WHAT THE EXERCISE ASKS
Each line of the material must be repeated precisely, with the pictures left out.

RAW DATA
────────────────────

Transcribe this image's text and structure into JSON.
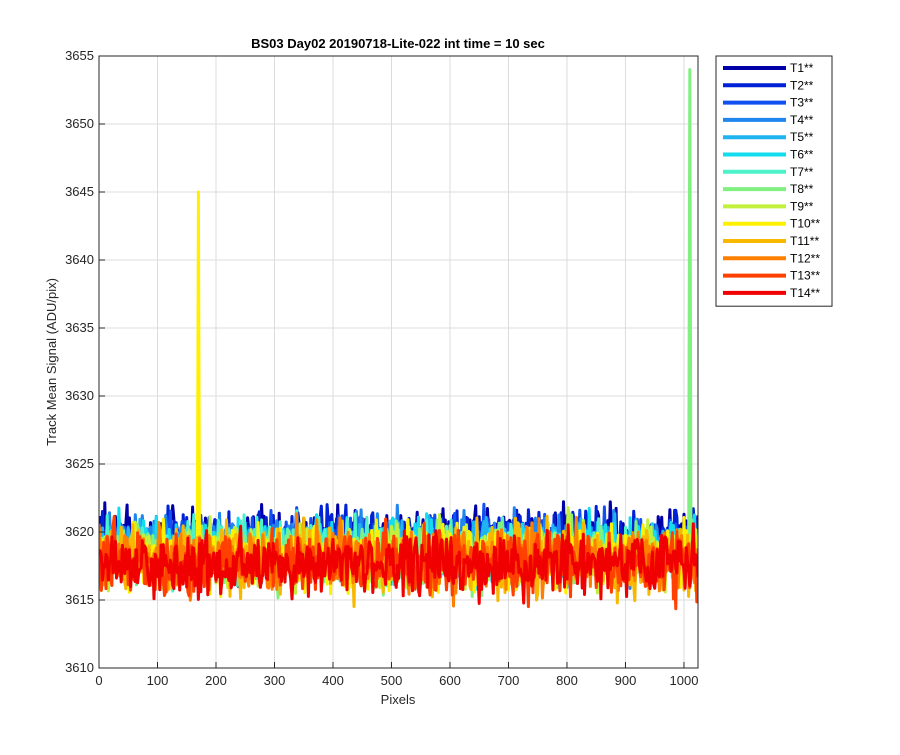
{
  "chart_data": {
    "type": "line",
    "title": "BS03 Day02 20190718-Lite-022 int time = 10 sec",
    "xlabel": "Pixels",
    "ylabel": "Track Mean Signal (ADU/pix)",
    "xlim": [
      0,
      1024
    ],
    "ylim": [
      3610,
      3655
    ],
    "xticks": [
      0,
      100,
      200,
      300,
      400,
      500,
      600,
      700,
      800,
      900,
      1000
    ],
    "yticks": [
      3610,
      3615,
      3620,
      3625,
      3630,
      3635,
      3640,
      3645,
      3650,
      3655
    ],
    "grid": true,
    "legend_position": "outside-top-right",
    "series": [
      {
        "name": "T1**",
        "color": "#0000A8",
        "mean": 3619.6,
        "noise": 1.1
      },
      {
        "name": "T2**",
        "color": "#0022D6",
        "mean": 3619.3,
        "noise": 1.1
      },
      {
        "name": "T3**",
        "color": "#1150F0",
        "mean": 3619.0,
        "noise": 1.1
      },
      {
        "name": "T4**",
        "color": "#1E86EE",
        "mean": 3618.9,
        "noise": 1.1
      },
      {
        "name": "T5**",
        "color": "#1FB4F0",
        "mean": 3618.8,
        "noise": 1.1
      },
      {
        "name": "T6**",
        "color": "#12DCEE",
        "mean": 3618.7,
        "noise": 1.1
      },
      {
        "name": "T7**",
        "color": "#4CF2C8",
        "mean": 3618.6,
        "noise": 1.1
      },
      {
        "name": "T8**",
        "color": "#80F080",
        "mean": 3618.4,
        "noise": 1.1,
        "spike": {
          "x": 1010,
          "y": 3654
        }
      },
      {
        "name": "T9**",
        "color": "#C2F03C",
        "mean": 3618.3,
        "noise": 1.2
      },
      {
        "name": "T10**",
        "color": "#FFF000",
        "mean": 3618.2,
        "noise": 1.2,
        "spike": {
          "x": 170,
          "y": 3645
        }
      },
      {
        "name": "T11**",
        "color": "#F8B800",
        "mean": 3618.0,
        "noise": 1.2
      },
      {
        "name": "T12**",
        "color": "#FF8000",
        "mean": 3617.9,
        "noise": 1.2
      },
      {
        "name": "T13**",
        "color": "#FF4000",
        "mean": 3617.8,
        "noise": 1.2
      },
      {
        "name": "T14**",
        "color": "#F00000",
        "mean": 3617.7,
        "noise": 1.2
      }
    ]
  }
}
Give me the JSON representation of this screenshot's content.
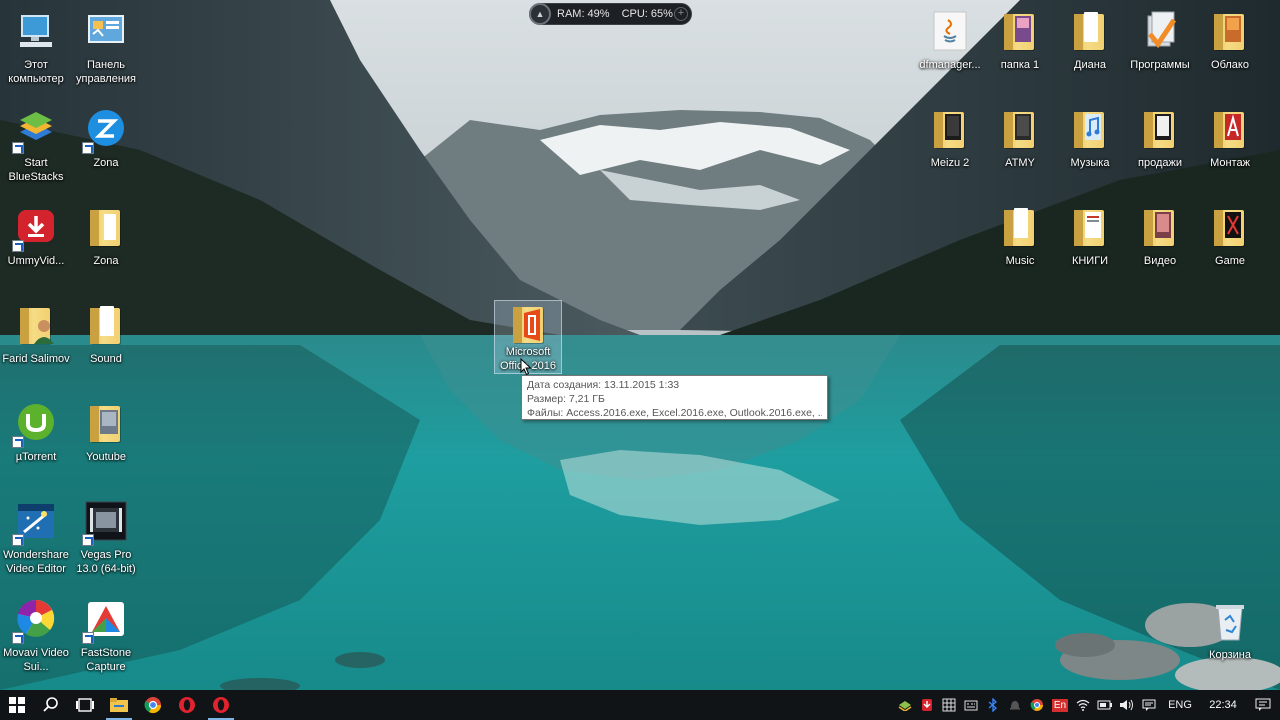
{
  "gadget": {
    "ram": "RAM: 49%",
    "cpu": "CPU: 65%"
  },
  "desktop": {
    "left_icons": [
      {
        "label": "Этот компьютер",
        "icon": "computer-icon"
      },
      {
        "label": "Панель управления",
        "icon": "control-panel-icon"
      },
      {
        "label": "Start BlueStacks",
        "icon": "bluestacks-icon"
      },
      {
        "label": "Zona",
        "icon": "zona-app-icon"
      },
      {
        "label": "UmmyVid...",
        "icon": "ummy-video-icon"
      },
      {
        "label": "Zona",
        "icon": "folder-icon"
      },
      {
        "label": "Farid Salimov",
        "icon": "user-folder-icon"
      },
      {
        "label": "Sound",
        "icon": "folder-icon"
      },
      {
        "label": "µTorrent",
        "icon": "utorrent-icon"
      },
      {
        "label": "Youtube",
        "icon": "folder-icon"
      },
      {
        "label": "Wondershare Video Editor",
        "icon": "wondershare-icon"
      },
      {
        "label": "Vegas Pro 13.0 (64-bit)",
        "icon": "vegas-icon"
      },
      {
        "label": "Movavi Video Sui...",
        "icon": "movavi-icon"
      },
      {
        "label": "FastStone Capture",
        "icon": "faststone-icon"
      }
    ],
    "right_icons": [
      {
        "label": "dfmanager...",
        "icon": "java-icon"
      },
      {
        "label": "папка 1",
        "icon": "folder-icon"
      },
      {
        "label": "Диана",
        "icon": "folder-icon"
      },
      {
        "label": "Программы",
        "icon": "programs-folder-icon"
      },
      {
        "label": "Облако",
        "icon": "folder-icon"
      },
      {
        "label": "Meizu 2",
        "icon": "folder-icon"
      },
      {
        "label": "ATMY",
        "icon": "folder-icon"
      },
      {
        "label": "Музыка",
        "icon": "folder-icon"
      },
      {
        "label": "продажи",
        "icon": "folder-icon"
      },
      {
        "label": "Монтаж",
        "icon": "folder-icon"
      },
      {
        "label": "Music",
        "icon": "folder-icon"
      },
      {
        "label": "КНИГИ",
        "icon": "folder-icon"
      },
      {
        "label": "Видео",
        "icon": "folder-icon"
      },
      {
        "label": "Game",
        "icon": "folder-icon"
      }
    ],
    "selected_icon": {
      "label": "Microsoft Office 2016",
      "icon": "office-folder-icon"
    },
    "recycle_bin": {
      "label": "Корзина",
      "icon": "recycle-bin-icon"
    }
  },
  "tooltip": {
    "created": "Дата создания: 13.11.2015 1:33",
    "size": "Размер: 7,21 ГБ",
    "files": "Файлы: Access.2016.exe, Excel.2016.exe, Outlook.2016.exe, ..."
  },
  "taskbar": {
    "language": "ENG",
    "time": "22:34",
    "input_indicator": "En"
  },
  "colors": {
    "taskbar_bg": "#101417",
    "folder": "#f1d070",
    "accent": "#7fb4e6"
  }
}
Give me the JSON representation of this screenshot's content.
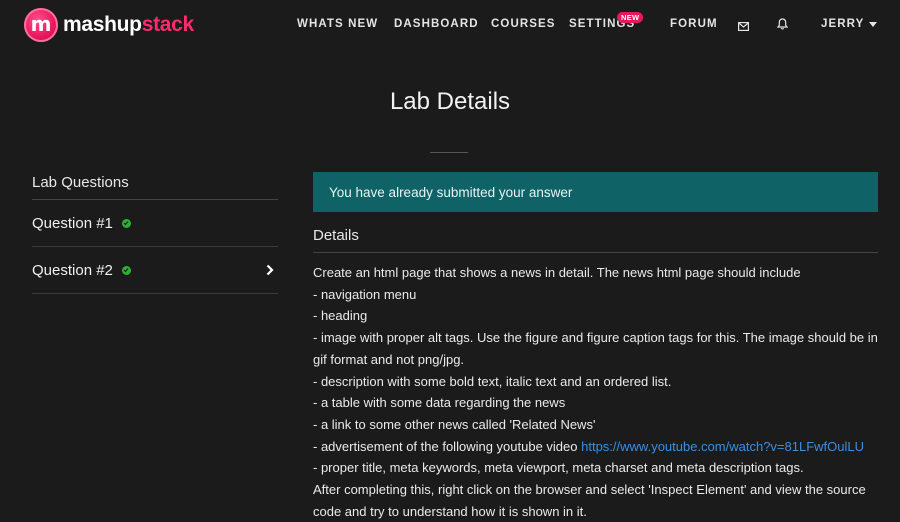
{
  "brand": {
    "part1": "mashup",
    "part2": "stack",
    "mark": "m"
  },
  "nav": {
    "items": [
      "WHATS NEW",
      "DASHBOARD",
      "COURSES",
      "SETTINGS",
      "FORUM"
    ],
    "settings_badge": "NEW",
    "user": "JERRY",
    "icons": [
      "mail-icon",
      "bell-icon"
    ]
  },
  "page": {
    "title": "Lab Details"
  },
  "sidebar": {
    "heading": "Lab Questions",
    "questions": [
      {
        "label": "Question #1",
        "status": "completed"
      },
      {
        "label": "Question #2",
        "status": "completed",
        "active": true
      }
    ]
  },
  "main": {
    "alert": "You have already submitted your answer",
    "details_heading": "Details",
    "lines": [
      "Create an html page that shows a news in detail. The news html page should include",
      "- navigation menu",
      "- heading",
      "- image with proper alt tags. Use the figure and figure caption tags for this. The image should be in gif format and not png/jpg.",
      "- description with some bold text, italic text and an ordered list.",
      "- a table with some data regarding the news",
      "- a link to some other news called 'Related News'",
      "- advertisement of the following youtube video ",
      "- proper title, meta keywords, meta viewport, meta charset and meta description tags.",
      "After completing this, right click on the browser and select 'Inspect Element' and view the source code and try to understand how it is shown in it."
    ],
    "video_link": "https://www.youtube.com/watch?v=81LFwfOulLU"
  },
  "colors": {
    "accent": "#e8185f",
    "alert_bg": "#0f6266",
    "link": "#3b8fe0",
    "check": "#2fae35",
    "background": "#1b1b1b"
  }
}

────────────────────

REPLY TO THE TASK
Transcribe this image's text and structure into JSON.
{
  "chart_data": {
    "type": "line",
    "title": "BS03 Day02 20190718-Lite-022 int time = 10 sec",
    "xlabel": "Pixels",
    "ylabel": "Track Mean Signal (ADU/pix)",
    "xlim": [
      0,
      1024
    ],
    "ylim": [
      3610,
      3655
    ],
    "xticks": [
      0,
      100,
      200,
      300,
      400,
      500,
      600,
      700,
      800,
      900,
      1000
    ],
    "yticks": [
      3610,
      3615,
      3620,
      3625,
      3630,
      3635,
      3640,
      3645,
      3650,
      3655
    ],
    "grid": true,
    "legend_position": "outside-top-right",
    "series": [
      {
        "name": "T1**",
        "color": "#0000A8",
        "mean": 3619.6,
        "noise": 1.1
      },
      {
        "name": "T2**",
        "color": "#0022D6",
        "mean": 3619.3,
        "noise": 1.1
      },
      {
        "name": "T3**",
        "color": "#1150F0",
        "mean": 3619.0,
        "noise": 1.1
      },
      {
        "name": "T4**",
        "color": "#1E86EE",
        "mean": 3618.9,
        "noise": 1.1
      },
      {
        "name": "T5**",
        "color": "#1FB4F0",
        "mean": 3618.8,
        "noise": 1.1
      },
      {
        "name": "T6**",
        "color": "#12DCEE",
        "mean": 3618.7,
        "noise": 1.1
      },
      {
        "name": "T7**",
        "color": "#4CF2C8",
        "mean": 3618.6,
        "noise": 1.1
      },
      {
        "name": "T8**",
        "color": "#80F080",
        "mean": 3618.4,
        "noise": 1.1,
        "spike": {
          "x": 1010,
          "y": 3654
        }
      },
      {
        "name": "T9**",
        "color": "#C2F03C",
        "mean": 3618.3,
        "noise": 1.2
      },
      {
        "name": "T10**",
        "color": "#FFF000",
        "mean": 3618.2,
        "noise": 1.2,
        "spike": {
          "x": 170,
          "y": 3645
        }
      },
      {
        "name": "T11**",
        "color": "#F8B800",
        "mean": 3618.0,
        "noise": 1.2
      },
      {
        "name": "T12**",
        "color": "#FF8000",
        "mean": 3617.9,
        "noise": 1.2
      },
      {
        "name": "T13**",
        "color": "#FF4000",
        "mean": 3617.8,
        "noise": 1.2
      },
      {
        "name": "T14**",
        "color": "#F00000",
        "mean": 3617.7,
        "noise": 1.2
      }
    ]
  }
}
Give me the JSON representation of this screenshot's content.
{
  "gadget": {
    "ram": "RAM: 49%",
    "cpu": "CPU: 65%"
  },
  "desktop": {
    "left_icons": [
      {
        "label": "Этот компьютер",
        "icon": "computer-icon"
      },
      {
        "label": "Панель управления",
        "icon": "control-panel-icon"
      },
      {
        "label": "Start BlueStacks",
        "icon": "bluestacks-icon"
      },
      {
        "label": "Zona",
        "icon": "zona-app-icon"
      },
      {
        "label": "UmmyVid...",
        "icon": "ummy-video-icon"
      },
      {
        "label": "Zona",
        "icon": "folder-icon"
      },
      {
        "label": "Farid Salimov",
        "icon": "user-folder-icon"
      },
      {
        "label": "Sound",
        "icon": "folder-icon"
      },
      {
        "label": "µTorrent",
        "icon": "utorrent-icon"
      },
      {
        "label": "Youtube",
        "icon": "folder-icon"
      },
      {
        "label": "Wondershare Video Editor",
        "icon": "wondershare-icon"
      },
      {
        "label": "Vegas Pro 13.0 (64-bit)",
        "icon": "vegas-icon"
      },
      {
        "label": "Movavi Video Sui...",
        "icon": "movavi-icon"
      },
      {
        "label": "FastStone Capture",
        "icon": "faststone-icon"
      }
    ],
    "right_icons": [
      {
        "label": "dfmanager...",
        "icon": "java-icon"
      },
      {
        "label": "папка 1",
        "icon": "folder-icon"
      },
      {
        "label": "Диана",
        "icon": "folder-icon"
      },
      {
        "label": "Программы",
        "icon": "programs-folder-icon"
      },
      {
        "label": "Облако",
        "icon": "folder-icon"
      },
      {
        "label": "Meizu 2",
        "icon": "folder-icon"
      },
      {
        "label": "ATMY",
        "icon": "folder-icon"
      },
      {
        "label": "Музыка",
        "icon": "folder-icon"
      },
      {
        "label": "продажи",
        "icon": "folder-icon"
      },
      {
        "label": "Монтаж",
        "icon": "folder-icon"
      },
      {
        "label": "Music",
        "icon": "folder-icon"
      },
      {
        "label": "КНИГИ",
        "icon": "folder-icon"
      },
      {
        "label": "Видео",
        "icon": "folder-icon"
      },
      {
        "label": "Game",
        "icon": "folder-icon"
      }
    ],
    "selected_icon": {
      "label": "Microsoft Office 2016",
      "icon": "office-folder-icon"
    },
    "recycle_bin": {
      "label": "Корзина",
      "icon": "recycle-bin-icon"
    }
  },
  "tooltip": {
    "created": "Дата создания: 13.11.2015 1:33",
    "size": "Размер: 7,21 ГБ",
    "files": "Файлы: Access.2016.exe, Excel.2016.exe, Outlook.2016.exe, ..."
  },
  "taskbar": {
    "language": "ENG",
    "time": "22:34",
    "input_indicator": "En"
  },
  "colors": {
    "taskbar_bg": "#101417",
    "folder": "#f1d070",
    "accent": "#7fb4e6"
  }
}
Give me the JSON representation of this screenshot's content.
{
  "brand": {
    "part1": "mashup",
    "part2": "stack",
    "mark": "m"
  },
  "nav": {
    "items": [
      "WHATS NEW",
      "DASHBOARD",
      "COURSES",
      "SETTINGS",
      "FORUM"
    ],
    "settings_badge": "NEW",
    "user": "JERRY",
    "icons": [
      "mail-icon",
      "bell-icon"
    ]
  },
  "page": {
    "title": "Lab Details"
  },
  "sidebar": {
    "heading": "Lab Questions",
    "questions": [
      {
        "label": "Question #1",
        "status": "completed"
      },
      {
        "label": "Question #2",
        "status": "completed",
        "active": true
      }
    ]
  },
  "main": {
    "alert": "You have already submitted your answer",
    "details_heading": "Details",
    "lines": [
      "Create an html page that shows a news in detail. The news html page should include",
      "- navigation menu",
      "- heading",
      "- image with proper alt tags. Use the figure and figure caption tags for this. The image should be in gif format and not png/jpg.",
      "- description with some bold text, italic text and an ordered list.",
      "- a table with some data regarding the news",
      "- a link to some other news called 'Related News'",
      "- advertisement of the following youtube video ",
      "- proper title, meta keywords, meta viewport, meta charset and meta description tags.",
      "After completing this, right click on the browser and select 'Inspect Element' and view the source code and try to understand how it is shown in it."
    ],
    "video_link": "https://www.youtube.com/watch?v=81LFwfOulLU"
  },
  "colors": {
    "accent": "#e8185f",
    "alert_bg": "#0f6266",
    "link": "#3b8fe0",
    "check": "#2fae35",
    "background": "#1b1b1b"
  }
}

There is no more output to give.